PROBLEM TO SOLVE:
Go through the listing and write out all of it exactly.

— BEGIN —

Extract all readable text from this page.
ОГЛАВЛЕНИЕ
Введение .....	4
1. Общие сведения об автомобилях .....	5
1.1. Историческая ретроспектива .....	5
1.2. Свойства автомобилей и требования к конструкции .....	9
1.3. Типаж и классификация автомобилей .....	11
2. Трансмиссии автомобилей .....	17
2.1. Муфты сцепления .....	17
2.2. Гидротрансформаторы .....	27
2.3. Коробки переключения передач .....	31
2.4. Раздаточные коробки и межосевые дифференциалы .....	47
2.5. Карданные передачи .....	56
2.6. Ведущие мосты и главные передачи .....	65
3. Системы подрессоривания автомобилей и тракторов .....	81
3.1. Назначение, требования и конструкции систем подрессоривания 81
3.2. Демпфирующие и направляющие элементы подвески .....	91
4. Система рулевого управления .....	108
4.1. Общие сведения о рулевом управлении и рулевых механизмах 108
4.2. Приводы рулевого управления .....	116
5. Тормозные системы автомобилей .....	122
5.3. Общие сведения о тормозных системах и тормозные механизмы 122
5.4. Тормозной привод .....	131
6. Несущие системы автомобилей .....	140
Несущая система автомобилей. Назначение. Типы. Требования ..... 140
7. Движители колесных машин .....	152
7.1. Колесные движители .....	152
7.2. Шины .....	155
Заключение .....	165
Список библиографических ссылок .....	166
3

— END —

TASK OUTPUT:
Extract all readable text from this page.
ОГЛАВЛЕНИЕ
Введение .....	4
1. Общие сведения об автомобилях .....	5
1.1. Историческая ретроспектива .....	5
1.2. Свойства автомобилей и требования к конструкции .....	9
1.3. Типаж и классификация автомобилей .....	11
2. Трансмиссии автомобилей .....	17
2.1. Муфты сцепления .....	17
2.2. Гидротрансформаторы .....	27
2.3. Коробки переключения передач .....	31
2.4. Раздаточные коробки и межосевые дифференциалы .....	47
2.5. Карданные передачи .....	56
2.6. Ведущие мосты и главные передачи .....	65
3. Системы подрессоривания автомобилей и тракторов .....	81
3.1. Назначение, требования и конструкции систем подрессоривания 81
3.2. Демпфирующие и направляющие элементы подвески .....	91
4. Система рулевого управления .....	108
4.1. Общие сведения о рулевом управлении и рулевых механизмах 108
4.2. Приводы рулевого управления .....	116
5. Тормозные системы автомобилей .....	122
5.3. Общие сведения о тормозных системах и тормозные механизмы 122
5.4. Тормозной привод .....	131
6. Несущие системы автомобилей .....	140
Несущая система автомобилей. Назначение. Типы. Требования ..... 140
7. Движители колесных машин .....	152
7.1. Колесные движители .....	152
7.2. Шины .....	155
Заключение .....	165
Список библиографических ссылок .....	166
3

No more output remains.